--- begin ---

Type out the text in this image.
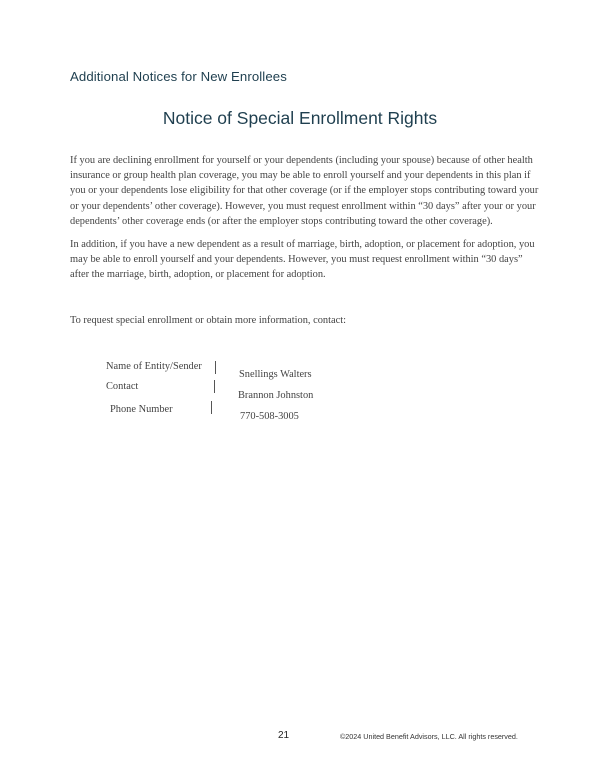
Additional Notices for New Enrollees
Notice of Special Enrollment Rights

If you are declining enrollment for yourself or your dependents (including your spouse) because of other health insurance or group health plan coverage, you may be able to enroll yourself and your dependents in this plan if you or your dependents lose eligibility for that other coverage (or if the employer stops contributing toward your or your dependents’ other coverage). However, you must request enrollment within “30 days” after your or your dependents’ other coverage ends (or after the employer stops contributing toward the other coverage).

In addition, if you have a new dependent as a result of marriage, birth, adoption, or placement for adoption, you may be able to enroll yourself and your dependents. However, you must request enrollment within “30 days” after the marriage, birth, adoption, or placement for adoption.

To request special enrollment or obtain more information, contact:

Name of Entity/Sender
Contact
Phone Number
Snellings Walters
Brannon Johnston
770-508-3005
21	©2024 United Benefit Advisors, LLC. All rights reserved.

--- end ---

Collect each line holding the string "days".

→ REPLY TO THE TASK:
If you are declining enrollment for yourself or your dependents (including your spouse) because of other health insurance or group health plan coverage, you may be able to enroll yourself and your dependents in this plan if you or your dependents lose eligibility for that other coverage (or if the employer stops contributing toward your or your dependents’ other coverage). However, you must request enrollment within “30 days” after your or your dependents’ other coverage ends (or after the employer stops contributing toward the other coverage).
In addition, if you have a new dependent as a result of marriage, birth, adoption, or placement for adoption, you may be able to enroll yourself and your dependents. However, you must request enrollment within “30 days” after the marriage, birth, adoption, or placement for adoption.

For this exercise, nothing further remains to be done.